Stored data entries
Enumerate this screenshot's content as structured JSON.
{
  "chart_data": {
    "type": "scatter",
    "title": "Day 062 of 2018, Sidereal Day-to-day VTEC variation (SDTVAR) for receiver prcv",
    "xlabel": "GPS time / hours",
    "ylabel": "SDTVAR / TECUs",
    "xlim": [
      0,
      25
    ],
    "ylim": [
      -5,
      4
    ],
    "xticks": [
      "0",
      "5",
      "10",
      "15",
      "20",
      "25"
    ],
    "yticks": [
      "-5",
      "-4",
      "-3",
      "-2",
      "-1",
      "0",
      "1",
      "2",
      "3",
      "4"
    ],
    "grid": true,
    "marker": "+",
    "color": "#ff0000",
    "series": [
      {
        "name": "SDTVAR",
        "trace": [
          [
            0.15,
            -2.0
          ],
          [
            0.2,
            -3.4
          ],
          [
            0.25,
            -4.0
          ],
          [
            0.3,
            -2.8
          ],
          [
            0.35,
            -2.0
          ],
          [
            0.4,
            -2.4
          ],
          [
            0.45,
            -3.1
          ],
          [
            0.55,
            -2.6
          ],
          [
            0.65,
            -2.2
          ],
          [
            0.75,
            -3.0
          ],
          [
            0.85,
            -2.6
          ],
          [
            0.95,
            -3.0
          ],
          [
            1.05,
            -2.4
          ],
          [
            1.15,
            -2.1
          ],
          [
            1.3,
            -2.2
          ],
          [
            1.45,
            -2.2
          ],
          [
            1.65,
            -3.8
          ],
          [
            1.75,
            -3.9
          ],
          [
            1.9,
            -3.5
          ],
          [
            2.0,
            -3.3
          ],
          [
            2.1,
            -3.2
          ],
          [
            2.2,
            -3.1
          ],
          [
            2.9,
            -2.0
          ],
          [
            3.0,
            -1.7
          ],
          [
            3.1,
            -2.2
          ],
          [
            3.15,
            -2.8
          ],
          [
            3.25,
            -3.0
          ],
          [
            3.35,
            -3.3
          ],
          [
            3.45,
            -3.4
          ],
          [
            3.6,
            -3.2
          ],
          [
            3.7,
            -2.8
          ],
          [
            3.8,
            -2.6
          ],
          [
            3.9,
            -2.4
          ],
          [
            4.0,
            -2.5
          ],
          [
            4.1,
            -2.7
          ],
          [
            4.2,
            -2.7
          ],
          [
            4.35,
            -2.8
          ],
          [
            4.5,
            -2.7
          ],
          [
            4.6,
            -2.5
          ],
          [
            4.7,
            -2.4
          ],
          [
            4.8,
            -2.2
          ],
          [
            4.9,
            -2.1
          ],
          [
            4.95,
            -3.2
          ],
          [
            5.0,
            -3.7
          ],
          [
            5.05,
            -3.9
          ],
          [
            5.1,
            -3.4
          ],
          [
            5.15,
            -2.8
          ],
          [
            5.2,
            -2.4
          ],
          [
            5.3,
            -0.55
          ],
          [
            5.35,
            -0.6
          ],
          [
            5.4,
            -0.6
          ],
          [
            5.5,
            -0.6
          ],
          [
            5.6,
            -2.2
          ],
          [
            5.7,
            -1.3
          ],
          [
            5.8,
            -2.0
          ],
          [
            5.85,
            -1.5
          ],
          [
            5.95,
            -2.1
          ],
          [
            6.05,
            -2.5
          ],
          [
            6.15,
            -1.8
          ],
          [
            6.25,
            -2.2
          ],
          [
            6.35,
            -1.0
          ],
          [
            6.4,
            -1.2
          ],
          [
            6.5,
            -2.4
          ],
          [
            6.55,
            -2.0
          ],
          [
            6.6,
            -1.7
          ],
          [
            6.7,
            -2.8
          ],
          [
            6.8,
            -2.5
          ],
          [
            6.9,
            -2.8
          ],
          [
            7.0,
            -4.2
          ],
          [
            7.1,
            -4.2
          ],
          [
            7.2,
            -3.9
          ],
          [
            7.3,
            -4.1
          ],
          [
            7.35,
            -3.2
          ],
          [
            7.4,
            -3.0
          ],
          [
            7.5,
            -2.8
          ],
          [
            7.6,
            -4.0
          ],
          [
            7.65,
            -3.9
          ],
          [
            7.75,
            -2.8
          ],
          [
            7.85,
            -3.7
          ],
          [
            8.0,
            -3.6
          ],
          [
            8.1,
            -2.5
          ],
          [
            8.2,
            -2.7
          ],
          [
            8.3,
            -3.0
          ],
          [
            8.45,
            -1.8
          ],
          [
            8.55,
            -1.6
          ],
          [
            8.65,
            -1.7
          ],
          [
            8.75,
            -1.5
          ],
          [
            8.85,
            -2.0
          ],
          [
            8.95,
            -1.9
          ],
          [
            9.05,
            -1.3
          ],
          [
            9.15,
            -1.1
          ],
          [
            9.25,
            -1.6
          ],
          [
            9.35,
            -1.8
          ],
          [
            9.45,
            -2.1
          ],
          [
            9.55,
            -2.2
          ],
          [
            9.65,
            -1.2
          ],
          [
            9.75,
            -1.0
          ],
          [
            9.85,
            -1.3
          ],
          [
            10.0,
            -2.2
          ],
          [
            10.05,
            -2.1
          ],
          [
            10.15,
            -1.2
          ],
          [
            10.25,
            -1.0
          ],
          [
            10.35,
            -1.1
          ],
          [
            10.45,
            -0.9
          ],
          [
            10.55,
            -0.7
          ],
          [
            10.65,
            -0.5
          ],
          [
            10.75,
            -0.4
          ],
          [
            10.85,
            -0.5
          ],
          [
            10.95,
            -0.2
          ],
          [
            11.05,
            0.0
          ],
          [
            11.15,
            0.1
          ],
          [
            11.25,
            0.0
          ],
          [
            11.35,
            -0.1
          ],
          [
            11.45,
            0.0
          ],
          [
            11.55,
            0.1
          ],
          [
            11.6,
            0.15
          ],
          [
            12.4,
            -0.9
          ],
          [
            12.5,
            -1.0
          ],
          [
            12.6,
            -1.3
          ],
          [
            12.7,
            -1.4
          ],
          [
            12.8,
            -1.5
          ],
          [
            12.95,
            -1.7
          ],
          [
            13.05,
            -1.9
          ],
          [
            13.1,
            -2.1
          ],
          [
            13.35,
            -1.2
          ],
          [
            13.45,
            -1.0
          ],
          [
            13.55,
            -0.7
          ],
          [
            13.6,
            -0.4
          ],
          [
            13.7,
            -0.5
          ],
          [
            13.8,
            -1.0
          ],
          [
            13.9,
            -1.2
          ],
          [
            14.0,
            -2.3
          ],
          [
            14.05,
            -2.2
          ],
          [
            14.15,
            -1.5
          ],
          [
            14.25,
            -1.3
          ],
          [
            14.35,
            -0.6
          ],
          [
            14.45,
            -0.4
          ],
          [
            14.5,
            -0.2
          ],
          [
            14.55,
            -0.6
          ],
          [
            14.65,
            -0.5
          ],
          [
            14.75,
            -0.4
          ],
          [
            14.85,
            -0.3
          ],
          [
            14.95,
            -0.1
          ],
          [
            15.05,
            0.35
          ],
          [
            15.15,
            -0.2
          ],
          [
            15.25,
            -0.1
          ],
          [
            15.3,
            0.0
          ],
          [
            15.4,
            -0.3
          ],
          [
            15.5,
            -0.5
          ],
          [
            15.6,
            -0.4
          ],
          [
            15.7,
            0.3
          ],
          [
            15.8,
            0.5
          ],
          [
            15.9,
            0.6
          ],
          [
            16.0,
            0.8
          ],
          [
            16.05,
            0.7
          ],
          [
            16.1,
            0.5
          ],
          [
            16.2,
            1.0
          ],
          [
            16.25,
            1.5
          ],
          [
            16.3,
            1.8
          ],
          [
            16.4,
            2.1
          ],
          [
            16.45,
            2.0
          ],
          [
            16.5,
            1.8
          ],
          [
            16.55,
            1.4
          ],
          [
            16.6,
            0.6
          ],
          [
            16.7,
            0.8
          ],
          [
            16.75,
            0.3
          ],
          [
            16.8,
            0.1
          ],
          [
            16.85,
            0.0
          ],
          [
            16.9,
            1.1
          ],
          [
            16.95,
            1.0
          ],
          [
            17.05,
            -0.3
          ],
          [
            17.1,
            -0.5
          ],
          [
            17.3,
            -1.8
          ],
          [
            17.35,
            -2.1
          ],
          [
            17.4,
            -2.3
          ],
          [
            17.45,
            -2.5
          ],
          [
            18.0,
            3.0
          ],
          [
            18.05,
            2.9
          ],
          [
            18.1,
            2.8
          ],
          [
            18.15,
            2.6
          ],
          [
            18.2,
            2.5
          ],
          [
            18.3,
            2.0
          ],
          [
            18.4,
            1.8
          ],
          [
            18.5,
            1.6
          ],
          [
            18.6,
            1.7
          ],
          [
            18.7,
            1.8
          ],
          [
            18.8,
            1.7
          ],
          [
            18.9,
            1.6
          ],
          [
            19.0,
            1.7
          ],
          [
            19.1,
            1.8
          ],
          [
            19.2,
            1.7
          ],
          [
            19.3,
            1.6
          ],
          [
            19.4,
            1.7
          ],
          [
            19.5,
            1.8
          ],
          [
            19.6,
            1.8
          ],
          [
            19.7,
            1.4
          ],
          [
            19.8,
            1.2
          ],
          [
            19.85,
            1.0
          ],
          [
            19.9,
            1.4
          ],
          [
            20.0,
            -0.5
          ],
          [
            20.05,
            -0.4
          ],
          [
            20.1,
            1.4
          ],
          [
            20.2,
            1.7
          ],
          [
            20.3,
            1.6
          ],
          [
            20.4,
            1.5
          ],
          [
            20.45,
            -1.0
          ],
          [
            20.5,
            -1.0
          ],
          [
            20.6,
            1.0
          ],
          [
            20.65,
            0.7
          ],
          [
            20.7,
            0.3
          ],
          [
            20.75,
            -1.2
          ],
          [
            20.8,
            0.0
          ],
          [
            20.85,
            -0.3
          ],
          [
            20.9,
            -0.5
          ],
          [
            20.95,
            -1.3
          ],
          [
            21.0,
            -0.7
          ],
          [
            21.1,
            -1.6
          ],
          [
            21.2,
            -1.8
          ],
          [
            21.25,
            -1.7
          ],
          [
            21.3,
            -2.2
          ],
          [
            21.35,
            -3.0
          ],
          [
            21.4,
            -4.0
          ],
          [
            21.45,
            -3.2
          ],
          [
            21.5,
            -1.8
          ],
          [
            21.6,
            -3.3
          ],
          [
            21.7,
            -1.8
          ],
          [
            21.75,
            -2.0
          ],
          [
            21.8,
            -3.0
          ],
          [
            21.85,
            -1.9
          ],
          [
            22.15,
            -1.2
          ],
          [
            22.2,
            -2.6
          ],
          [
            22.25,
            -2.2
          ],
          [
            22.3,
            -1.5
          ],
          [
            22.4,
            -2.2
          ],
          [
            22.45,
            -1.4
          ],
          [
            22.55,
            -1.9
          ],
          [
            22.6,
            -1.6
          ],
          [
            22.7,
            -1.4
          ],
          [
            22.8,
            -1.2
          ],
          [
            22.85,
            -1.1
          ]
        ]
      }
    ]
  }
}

== Set task ==
Using the listing, collect all lines in which the string "SDTVAR" is found.

== Response to this exercise ==
    "title": "Day 062 of 2018, Sidereal Day-to-day VTEC variation (SDTVAR) for receiver prcv",
    "ylabel": "SDTVAR / TECUs",
        "name": "SDTVAR",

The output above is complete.